What is expected ▸ Reproduce the records exactly.

Material for this exercise ▸
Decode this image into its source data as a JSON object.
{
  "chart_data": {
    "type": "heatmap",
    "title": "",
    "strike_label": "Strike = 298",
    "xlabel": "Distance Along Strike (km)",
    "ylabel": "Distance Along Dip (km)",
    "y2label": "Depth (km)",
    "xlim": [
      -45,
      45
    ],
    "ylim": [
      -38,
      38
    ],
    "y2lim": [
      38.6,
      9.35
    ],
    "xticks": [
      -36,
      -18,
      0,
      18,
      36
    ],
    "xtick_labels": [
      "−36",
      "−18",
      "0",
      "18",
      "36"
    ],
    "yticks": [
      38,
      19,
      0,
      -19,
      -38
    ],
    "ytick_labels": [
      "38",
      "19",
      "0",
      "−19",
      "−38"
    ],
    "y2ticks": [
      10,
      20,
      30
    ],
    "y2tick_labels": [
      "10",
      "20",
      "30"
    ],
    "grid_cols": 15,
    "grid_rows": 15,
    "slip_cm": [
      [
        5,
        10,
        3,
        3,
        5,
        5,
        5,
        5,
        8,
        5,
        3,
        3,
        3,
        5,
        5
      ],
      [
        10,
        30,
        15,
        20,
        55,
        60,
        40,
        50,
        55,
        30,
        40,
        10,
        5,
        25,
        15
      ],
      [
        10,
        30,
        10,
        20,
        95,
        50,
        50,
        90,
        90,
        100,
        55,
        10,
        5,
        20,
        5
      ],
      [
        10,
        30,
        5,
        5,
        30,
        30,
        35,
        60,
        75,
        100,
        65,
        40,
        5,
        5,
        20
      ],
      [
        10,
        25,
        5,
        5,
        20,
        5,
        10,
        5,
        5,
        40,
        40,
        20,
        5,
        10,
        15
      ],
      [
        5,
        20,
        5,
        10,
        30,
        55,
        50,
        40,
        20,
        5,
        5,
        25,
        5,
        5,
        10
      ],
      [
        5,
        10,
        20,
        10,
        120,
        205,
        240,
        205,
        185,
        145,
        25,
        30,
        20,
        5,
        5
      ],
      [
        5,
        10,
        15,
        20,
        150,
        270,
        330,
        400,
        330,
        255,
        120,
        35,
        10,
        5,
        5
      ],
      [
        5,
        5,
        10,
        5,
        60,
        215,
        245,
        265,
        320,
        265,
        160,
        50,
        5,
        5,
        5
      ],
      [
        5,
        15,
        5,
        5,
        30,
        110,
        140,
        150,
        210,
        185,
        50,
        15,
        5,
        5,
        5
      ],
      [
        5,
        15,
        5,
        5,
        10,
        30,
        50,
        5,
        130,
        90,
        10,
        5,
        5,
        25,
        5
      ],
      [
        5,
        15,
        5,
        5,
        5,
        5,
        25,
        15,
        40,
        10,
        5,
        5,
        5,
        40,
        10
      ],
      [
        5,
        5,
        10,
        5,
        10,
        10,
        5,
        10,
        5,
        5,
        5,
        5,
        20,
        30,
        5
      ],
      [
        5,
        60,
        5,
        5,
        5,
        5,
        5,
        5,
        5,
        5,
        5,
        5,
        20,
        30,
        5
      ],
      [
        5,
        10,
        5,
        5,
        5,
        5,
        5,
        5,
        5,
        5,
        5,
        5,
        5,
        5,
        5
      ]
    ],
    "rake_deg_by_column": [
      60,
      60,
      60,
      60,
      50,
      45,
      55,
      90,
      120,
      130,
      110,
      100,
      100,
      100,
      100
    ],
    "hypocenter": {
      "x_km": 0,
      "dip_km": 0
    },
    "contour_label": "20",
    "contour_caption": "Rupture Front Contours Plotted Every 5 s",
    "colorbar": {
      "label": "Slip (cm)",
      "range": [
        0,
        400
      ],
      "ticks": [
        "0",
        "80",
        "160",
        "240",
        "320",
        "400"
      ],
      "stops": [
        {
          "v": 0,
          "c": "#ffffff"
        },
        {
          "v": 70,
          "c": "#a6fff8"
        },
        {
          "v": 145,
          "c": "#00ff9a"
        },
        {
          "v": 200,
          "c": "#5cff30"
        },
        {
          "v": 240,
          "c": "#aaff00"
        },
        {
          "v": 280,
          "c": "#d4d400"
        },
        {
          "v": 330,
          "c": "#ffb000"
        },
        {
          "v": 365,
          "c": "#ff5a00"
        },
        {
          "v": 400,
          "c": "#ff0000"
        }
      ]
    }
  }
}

Result of this task ▸
Decode this image into its source data as a JSON object.
{
  "chart_data": {
    "type": "heatmap",
    "title": "",
    "strike_label": "Strike = 298",
    "xlabel": "Distance Along Strike (km)",
    "ylabel": "Distance Along Dip (km)",
    "y2label": "Depth (km)",
    "xlim": [
      -45,
      45
    ],
    "ylim": [
      -38,
      38
    ],
    "y2lim": [
      38.6,
      9.35
    ],
    "xticks": [
      -36,
      -18,
      0,
      18,
      36
    ],
    "xtick_labels": [
      "−36",
      "−18",
      "0",
      "18",
      "36"
    ],
    "yticks": [
      38,
      19,
      0,
      -19,
      -38
    ],
    "ytick_labels": [
      "38",
      "19",
      "0",
      "−19",
      "−38"
    ],
    "y2ticks": [
      10,
      20,
      30
    ],
    "y2tick_labels": [
      "10",
      "20",
      "30"
    ],
    "grid_cols": 15,
    "grid_rows": 15,
    "slip_cm": [
      [
        5,
        10,
        3,
        3,
        5,
        5,
        5,
        5,
        8,
        5,
        3,
        3,
        3,
        5,
        5
      ],
      [
        10,
        30,
        15,
        20,
        55,
        60,
        40,
        50,
        55,
        30,
        40,
        10,
        5,
        25,
        15
      ],
      [
        10,
        30,
        10,
        20,
        95,
        50,
        50,
        90,
        90,
        100,
        55,
        10,
        5,
        20,
        5
      ],
      [
        10,
        30,
        5,
        5,
        30,
        30,
        35,
        60,
        75,
        100,
        65,
        40,
        5,
        5,
        20
      ],
      [
        10,
        25,
        5,
        5,
        20,
        5,
        10,
        5,
        5,
        40,
        40,
        20,
        5,
        10,
        15
      ],
      [
        5,
        20,
        5,
        10,
        30,
        55,
        50,
        40,
        20,
        5,
        5,
        25,
        5,
        5,
        10
      ],
      [
        5,
        10,
        20,
        10,
        120,
        205,
        240,
        205,
        185,
        145,
        25,
        30,
        20,
        5,
        5
      ],
      [
        5,
        10,
        15,
        20,
        150,
        270,
        330,
        400,
        330,
        255,
        120,
        35,
        10,
        5,
        5
      ],
      [
        5,
        5,
        10,
        5,
        60,
        215,
        245,
        265,
        320,
        265,
        160,
        50,
        5,
        5,
        5
      ],
      [
        5,
        15,
        5,
        5,
        30,
        110,
        140,
        150,
        210,
        185,
        50,
        15,
        5,
        5,
        5
      ],
      [
        5,
        15,
        5,
        5,
        10,
        30,
        50,
        5,
        130,
        90,
        10,
        5,
        5,
        25,
        5
      ],
      [
        5,
        15,
        5,
        5,
        5,
        5,
        25,
        15,
        40,
        10,
        5,
        5,
        5,
        40,
        10
      ],
      [
        5,
        5,
        10,
        5,
        10,
        10,
        5,
        10,
        5,
        5,
        5,
        5,
        20,
        30,
        5
      ],
      [
        5,
        60,
        5,
        5,
        5,
        5,
        5,
        5,
        5,
        5,
        5,
        5,
        20,
        30,
        5
      ],
      [
        5,
        10,
        5,
        5,
        5,
        5,
        5,
        5,
        5,
        5,
        5,
        5,
        5,
        5,
        5
      ]
    ],
    "rake_deg_by_column": [
      60,
      60,
      60,
      60,
      50,
      45,
      55,
      90,
      120,
      130,
      110,
      100,
      100,
      100,
      100
    ],
    "hypocenter": {
      "x_km": 0,
      "dip_km": 0
    },
    "contour_label": "20",
    "contour_caption": "Rupture Front Contours Plotted Every 5 s",
    "colorbar": {
      "label": "Slip (cm)",
      "range": [
        0,
        400
      ],
      "ticks": [
        "0",
        "80",
        "160",
        "240",
        "320",
        "400"
      ],
      "stops": [
        {
          "v": 0,
          "c": "#ffffff"
        },
        {
          "v": 70,
          "c": "#a6fff8"
        },
        {
          "v": 145,
          "c": "#00ff9a"
        },
        {
          "v": 200,
          "c": "#5cff30"
        },
        {
          "v": 240,
          "c": "#aaff00"
        },
        {
          "v": 280,
          "c": "#d4d400"
        },
        {
          "v": 330,
          "c": "#ffb000"
        },
        {
          "v": 365,
          "c": "#ff5a00"
        },
        {
          "v": 400,
          "c": "#ff0000"
        }
      ]
    }
  }
}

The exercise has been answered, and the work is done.